Pick up the article on Southold Town hiring a part-time electrical inspector after its final paragraph and keep writing it.

* Document extract:
- - - - -

Gene Surdi was none too pleased to hear the Southold Town Board pass a resolution last Tuesday hiring Roger Richert as a part-time electrical inspector in the town’s building department at a rate of $25.66 an hour.
Nothing personal against Mr. Richert, said Mr. Surdi. Nor was he upset because the position might take away North Fork business from his own private electrical inspection company, Suffolk County Bureau of Electrical Inspectors based in Middle Island.
“It’s not about how much business I’m doing or not doing,” Mr. Surdi said. “It’s about the politics and the audacity of the town to think that one man can run this entire department.”
Mr. Richert, who was not available for comment, started last Wednesday in a position that expires on December 31, The position could be renewed, depending in part on how much revenue it produces. Supervisor Scott Russell said the board decided to create the in-house position last October after the New York Board of Fire Underwriters, the first agency to perform electrical inspection during the technology’s 19th-century infancy, stopped doing inspections.
“They went bankrupt,” Mr. Russell said this week. “We decided that we should move forward with this position to ensure quality control and code compliance.”
After the board created the part-time position in the fall — the first such job in the town’s history — Mr. Russell noted that a $100 per inspection fee should cover the $25,000 cost.
“I just want to quickly clarify, because we are hiring someone in a very bad fiscal climate,” Mr. Russell said then. “Typically there are two big companies that do electrical underwriting inspections, and one of them is going out of business … [We hope to] make the process a little easier for local applicants who have a hard time getting these companies to inspect electrical work.”

- - - - -

* Document layout detection data:
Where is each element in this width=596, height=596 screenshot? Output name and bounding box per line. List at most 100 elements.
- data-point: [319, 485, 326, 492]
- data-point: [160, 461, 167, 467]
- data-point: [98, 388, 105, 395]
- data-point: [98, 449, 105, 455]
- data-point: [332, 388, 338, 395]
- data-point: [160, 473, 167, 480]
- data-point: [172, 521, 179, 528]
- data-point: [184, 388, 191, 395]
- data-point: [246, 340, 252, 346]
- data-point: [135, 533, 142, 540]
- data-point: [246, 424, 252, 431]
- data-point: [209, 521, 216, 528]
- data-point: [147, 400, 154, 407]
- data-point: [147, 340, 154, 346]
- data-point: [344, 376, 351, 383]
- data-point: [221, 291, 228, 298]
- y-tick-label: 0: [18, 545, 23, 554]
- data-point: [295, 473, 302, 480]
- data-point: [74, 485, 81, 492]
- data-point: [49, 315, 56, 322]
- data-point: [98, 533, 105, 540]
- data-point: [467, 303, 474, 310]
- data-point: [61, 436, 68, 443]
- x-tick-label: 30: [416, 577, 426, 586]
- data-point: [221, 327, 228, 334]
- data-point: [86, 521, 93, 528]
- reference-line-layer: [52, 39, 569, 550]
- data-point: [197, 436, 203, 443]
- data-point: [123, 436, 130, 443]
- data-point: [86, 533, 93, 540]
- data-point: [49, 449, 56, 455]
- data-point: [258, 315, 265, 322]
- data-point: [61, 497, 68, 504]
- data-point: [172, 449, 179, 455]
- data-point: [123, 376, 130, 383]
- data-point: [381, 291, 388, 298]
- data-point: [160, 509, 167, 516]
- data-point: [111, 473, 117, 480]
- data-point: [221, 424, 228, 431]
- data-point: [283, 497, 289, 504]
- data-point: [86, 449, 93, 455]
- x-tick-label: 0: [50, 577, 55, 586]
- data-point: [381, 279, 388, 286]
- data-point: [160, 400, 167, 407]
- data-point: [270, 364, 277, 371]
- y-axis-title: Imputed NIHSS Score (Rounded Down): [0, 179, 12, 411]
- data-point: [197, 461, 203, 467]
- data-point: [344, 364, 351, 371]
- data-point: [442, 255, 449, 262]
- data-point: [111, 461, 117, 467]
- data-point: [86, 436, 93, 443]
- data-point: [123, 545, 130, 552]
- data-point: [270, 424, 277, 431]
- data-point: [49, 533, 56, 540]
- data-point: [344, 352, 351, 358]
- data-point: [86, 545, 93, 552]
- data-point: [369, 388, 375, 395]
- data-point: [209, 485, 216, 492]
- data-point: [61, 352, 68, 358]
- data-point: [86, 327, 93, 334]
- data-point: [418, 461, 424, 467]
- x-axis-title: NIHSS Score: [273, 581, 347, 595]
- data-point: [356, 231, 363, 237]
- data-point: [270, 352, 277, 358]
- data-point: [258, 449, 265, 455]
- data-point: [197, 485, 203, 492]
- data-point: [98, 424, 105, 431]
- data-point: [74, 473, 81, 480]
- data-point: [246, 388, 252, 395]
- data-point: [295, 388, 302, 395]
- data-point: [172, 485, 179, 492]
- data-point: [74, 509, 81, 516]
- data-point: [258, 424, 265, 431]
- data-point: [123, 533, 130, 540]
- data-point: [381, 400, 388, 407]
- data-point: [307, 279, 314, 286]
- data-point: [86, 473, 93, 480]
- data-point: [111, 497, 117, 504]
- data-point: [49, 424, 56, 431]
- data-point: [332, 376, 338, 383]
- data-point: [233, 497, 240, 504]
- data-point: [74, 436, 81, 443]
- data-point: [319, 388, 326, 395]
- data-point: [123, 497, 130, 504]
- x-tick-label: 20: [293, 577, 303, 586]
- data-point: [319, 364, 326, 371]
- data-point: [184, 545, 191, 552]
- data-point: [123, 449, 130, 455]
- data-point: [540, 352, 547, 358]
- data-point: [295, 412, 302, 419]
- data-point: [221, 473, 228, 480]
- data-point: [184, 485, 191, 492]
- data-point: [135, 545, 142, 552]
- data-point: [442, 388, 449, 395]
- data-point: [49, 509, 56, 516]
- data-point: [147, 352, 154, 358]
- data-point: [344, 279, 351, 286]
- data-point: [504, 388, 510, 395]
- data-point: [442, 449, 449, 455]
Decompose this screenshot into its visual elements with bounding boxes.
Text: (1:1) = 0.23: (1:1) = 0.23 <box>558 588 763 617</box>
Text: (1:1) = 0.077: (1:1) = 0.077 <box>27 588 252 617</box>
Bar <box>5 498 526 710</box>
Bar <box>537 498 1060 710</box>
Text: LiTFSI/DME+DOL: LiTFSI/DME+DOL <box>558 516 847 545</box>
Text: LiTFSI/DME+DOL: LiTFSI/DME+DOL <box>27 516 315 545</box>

- - - - -

* Answer to this problem:
Mr. Surdi called those comments “100 percent false. There were seven approved agencies that were doing business in Southold that had more than sufficient work. And I don’t believe a municipality should be in the business of creating revenue outside of the taxpayer base. And besides, when has government ever made anything easier?”
A lifelong electrician, Mr. Surdi started his electrical inspection company in 2003. He currently employs five inspectors examining installations from swimming pool filters to industrial wirings. They work all over Long Island and some, in New York City.
“Since the 1800s, the majority of the state has relied on third-party contractors” to inspect electrical systems, Mr. Surdi said. “Electrical is typically outside of the realm of building inspectors.”
Mr. Surdi reiterated that his protest against the town’s decision to hire an electrical inspector is not so much “a function of losing revenue” on his part, even though he said he lost business in Southold after the Town Board passed its resolution.
“It’s a function of government getting involved in private industry,” he said. “They took upon themselves to do this and they did not extend the courtesy of having a roundtable meeting with agencies that are already in business. They did not seek our input.”